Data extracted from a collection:
▬▬▬▬▬▬
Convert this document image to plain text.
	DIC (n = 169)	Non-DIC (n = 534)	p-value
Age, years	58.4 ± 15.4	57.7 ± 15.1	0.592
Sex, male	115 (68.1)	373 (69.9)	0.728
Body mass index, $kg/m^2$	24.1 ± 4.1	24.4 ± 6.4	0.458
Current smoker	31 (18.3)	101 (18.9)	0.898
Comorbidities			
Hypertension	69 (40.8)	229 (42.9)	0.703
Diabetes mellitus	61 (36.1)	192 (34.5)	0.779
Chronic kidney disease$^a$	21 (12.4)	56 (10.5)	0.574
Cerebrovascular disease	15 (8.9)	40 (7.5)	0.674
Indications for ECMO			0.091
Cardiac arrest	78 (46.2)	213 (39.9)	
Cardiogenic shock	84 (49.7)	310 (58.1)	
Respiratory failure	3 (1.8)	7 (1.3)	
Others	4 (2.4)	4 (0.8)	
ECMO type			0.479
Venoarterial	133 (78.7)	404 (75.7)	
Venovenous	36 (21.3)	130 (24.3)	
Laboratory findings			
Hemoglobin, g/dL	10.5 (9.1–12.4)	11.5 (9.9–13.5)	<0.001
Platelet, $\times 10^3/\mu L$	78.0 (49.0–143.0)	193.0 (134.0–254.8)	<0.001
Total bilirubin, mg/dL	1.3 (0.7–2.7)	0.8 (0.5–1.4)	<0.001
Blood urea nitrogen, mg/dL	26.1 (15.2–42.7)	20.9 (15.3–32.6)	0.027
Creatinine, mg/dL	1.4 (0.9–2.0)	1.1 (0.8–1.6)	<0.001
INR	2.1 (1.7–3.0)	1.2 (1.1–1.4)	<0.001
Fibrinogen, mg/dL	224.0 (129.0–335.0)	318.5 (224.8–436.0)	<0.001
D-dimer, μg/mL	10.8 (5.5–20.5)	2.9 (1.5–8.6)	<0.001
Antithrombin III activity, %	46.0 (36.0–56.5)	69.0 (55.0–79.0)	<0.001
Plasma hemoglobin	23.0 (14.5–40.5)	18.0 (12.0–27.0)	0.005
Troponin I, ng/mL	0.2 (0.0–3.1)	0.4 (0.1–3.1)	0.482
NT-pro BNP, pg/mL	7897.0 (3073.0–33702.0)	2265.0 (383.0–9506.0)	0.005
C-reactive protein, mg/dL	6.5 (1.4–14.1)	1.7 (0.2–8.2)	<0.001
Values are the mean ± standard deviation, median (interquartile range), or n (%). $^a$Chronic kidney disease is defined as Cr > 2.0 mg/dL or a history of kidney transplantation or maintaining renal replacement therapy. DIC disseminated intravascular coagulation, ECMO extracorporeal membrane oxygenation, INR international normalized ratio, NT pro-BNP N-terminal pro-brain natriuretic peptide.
▬▬▬▬▬▬
> **Assignment**
Transcribe all of the entries without alteration.

> **Your solution**
Convert this document image to plain text.
	DIC (n = 169)	Non-DIC (n = 534)	p-value
Age, years	58.4 ± 15.4	57.7 ± 15.1	0.592
Sex, male	115 (68.1)	373 (69.9)	0.728
Body mass index, $kg/m^2$	24.1 ± 4.1	24.4 ± 6.4	0.458
Current smoker	31 (18.3)	101 (18.9)	0.898
Comorbidities			
Hypertension	69 (40.8)	229 (42.9)	0.703
Diabetes mellitus	61 (36.1)	192 (34.5)	0.779
Chronic kidney disease$^a$	21 (12.4)	56 (10.5)	0.574
Cerebrovascular disease	15 (8.9)	40 (7.5)	0.674
Indications for ECMO			0.091
Cardiac arrest	78 (46.2)	213 (39.9)	
Cardiogenic shock	84 (49.7)	310 (58.1)	
Respiratory failure	3 (1.8)	7 (1.3)	
Others	4 (2.4)	4 (0.8)	
ECMO type			0.479
Venoarterial	133 (78.7)	404 (75.7)	
Venovenous	36 (21.3)	130 (24.3)	
Laboratory findings			
Hemoglobin, g/dL	10.5 (9.1–12.4)	11.5 (9.9–13.5)	<0.001
Platelet, $\times 10^3/\mu L$	78.0 (49.0–143.0)	193.0 (134.0–254.8)	<0.001
Total bilirubin, mg/dL	1.3 (0.7–2.7)	0.8 (0.5–1.4)	<0.001
Blood urea nitrogen, mg/dL	26.1 (15.2–42.7)	20.9 (15.3–32.6)	0.027
Creatinine, mg/dL	1.4 (0.9–2.0)	1.1 (0.8–1.6)	<0.001
INR	2.1 (1.7–3.0)	1.2 (1.1–1.4)	<0.001
Fibrinogen, mg/dL	224.0 (129.0–335.0)	318.5 (224.8–436.0)	<0.001
D-dimer, μg/mL	10.8 (5.5–20.5)	2.9 (1.5–8.6)	<0.001
Antithrombin III activity, %	46.0 (36.0–56.5)	69.0 (55.0–79.0)	<0.001
Plasma hemoglobin	23.0 (14.5–40.5)	18.0 (12.0–27.0)	0.005
Troponin I, ng/mL	0.2 (0.0–3.1)	0.4 (0.1–3.1)	0.482
NT-pro BNP, pg/mL	7897.0 (3073.0–33702.0)	2265.0 (383.0–9506.0)	0.005
C-reactive protein, mg/dL	6.5 (1.4–14.1)	1.7 (0.2–8.2)	<0.001
Values are the mean ± standard deviation, median (interquartile range), or n (%). $^a$Chronic kidney disease is defined as Cr > 2.0 mg/dL or a history of kidney transplantation or maintaining renal replacement therapy. DIC disseminated intravascular coagulation, ECMO extracorporeal membrane oxygenation, INR international normalized ratio, NT pro-BNP N-terminal pro-brain natriuretic peptide.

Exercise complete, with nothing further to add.